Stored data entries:
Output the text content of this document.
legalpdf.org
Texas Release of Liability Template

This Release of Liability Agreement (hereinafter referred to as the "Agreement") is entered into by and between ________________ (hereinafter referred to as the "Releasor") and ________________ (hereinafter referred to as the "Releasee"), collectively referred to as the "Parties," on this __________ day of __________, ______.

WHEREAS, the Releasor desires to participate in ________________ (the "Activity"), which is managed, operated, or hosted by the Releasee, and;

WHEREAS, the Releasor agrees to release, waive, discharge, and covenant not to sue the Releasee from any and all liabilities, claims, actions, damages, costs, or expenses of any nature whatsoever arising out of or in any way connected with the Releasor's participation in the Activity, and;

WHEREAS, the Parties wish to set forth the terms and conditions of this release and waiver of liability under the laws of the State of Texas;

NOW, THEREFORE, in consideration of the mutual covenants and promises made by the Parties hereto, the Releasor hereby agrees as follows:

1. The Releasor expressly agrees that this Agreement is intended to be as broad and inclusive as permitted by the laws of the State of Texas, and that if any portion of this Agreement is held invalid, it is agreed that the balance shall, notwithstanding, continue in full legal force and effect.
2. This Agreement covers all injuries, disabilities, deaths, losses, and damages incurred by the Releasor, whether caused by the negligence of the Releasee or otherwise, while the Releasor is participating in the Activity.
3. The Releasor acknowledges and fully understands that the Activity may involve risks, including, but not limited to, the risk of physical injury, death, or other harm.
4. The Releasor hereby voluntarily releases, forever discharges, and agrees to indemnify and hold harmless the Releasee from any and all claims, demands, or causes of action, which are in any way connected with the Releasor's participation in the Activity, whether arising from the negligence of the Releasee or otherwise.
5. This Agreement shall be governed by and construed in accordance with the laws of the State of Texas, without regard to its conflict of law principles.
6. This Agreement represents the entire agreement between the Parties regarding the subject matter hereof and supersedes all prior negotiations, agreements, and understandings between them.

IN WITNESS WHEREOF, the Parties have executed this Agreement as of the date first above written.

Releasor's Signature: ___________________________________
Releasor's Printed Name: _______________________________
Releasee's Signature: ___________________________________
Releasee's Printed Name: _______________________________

## Given problem
Output an exact copy of each record.

## Complete answer
Output the text content of this document.
legalpdf.org
Texas Release of Liability Template

This Release of Liability Agreement (hereinafter referred to as the "Agreement") is entered into by and between ________________ (hereinafter referred to as the "Releasor") and ________________ (hereinafter referred to as the "Releasee"), collectively referred to as the "Parties," on this __________ day of __________, ______.

WHEREAS, the Releasor desires to participate in ________________ (the "Activity"), which is managed, operated, or hosted by the Releasee, and;

WHEREAS, the Releasor agrees to release, waive, discharge, and covenant not to sue the Releasee from any and all liabilities, claims, actions, damages, costs, or expenses of any nature whatsoever arising out of or in any way connected with the Releasor's participation in the Activity, and;

WHEREAS, the Parties wish to set forth the terms and conditions of this release and waiver of liability under the laws of the State of Texas;

NOW, THEREFORE, in consideration of the mutual covenants and promises made by the Parties hereto, the Releasor hereby agrees as follows:

1. The Releasor expressly agrees that this Agreement is intended to be as broad and inclusive as permitted by the laws of the State of Texas, and that if any portion of this Agreement is held invalid, it is agreed that the balance shall, notwithstanding, continue in full legal force and effect.
2. This Agreement covers all injuries, disabilities, deaths, losses, and damages incurred by the Releasor, whether caused by the negligence of the Releasee or otherwise, while the Releasor is participating in the Activity.
3. The Releasor acknowledges and fully understands that the Activity may involve risks, including, but not limited to, the risk of physical injury, death, or other harm.
4. The Releasor hereby voluntarily releases, forever discharges, and agrees to indemnify and hold harmless the Releasee from any and all claims, demands, or causes of action, which are in any way connected with the Releasor's participation in the Activity, whether arising from the negligence of the Releasee or otherwise.
5. This Agreement shall be governed by and construed in accordance with the laws of the State of Texas, without regard to its conflict of law principles.
6. This Agreement represents the entire agreement between the Parties regarding the subject matter hereof and supersedes all prior negotiations, agreements, and understandings between them.

IN WITNESS WHEREOF, the Parties have executed this Agreement as of the date first above written.

Releasor's Signature: ___________________________________
Releasor's Printed Name: _______________________________
Releasee's Signature: ___________________________________
Releasee's Printed Name: _______________________________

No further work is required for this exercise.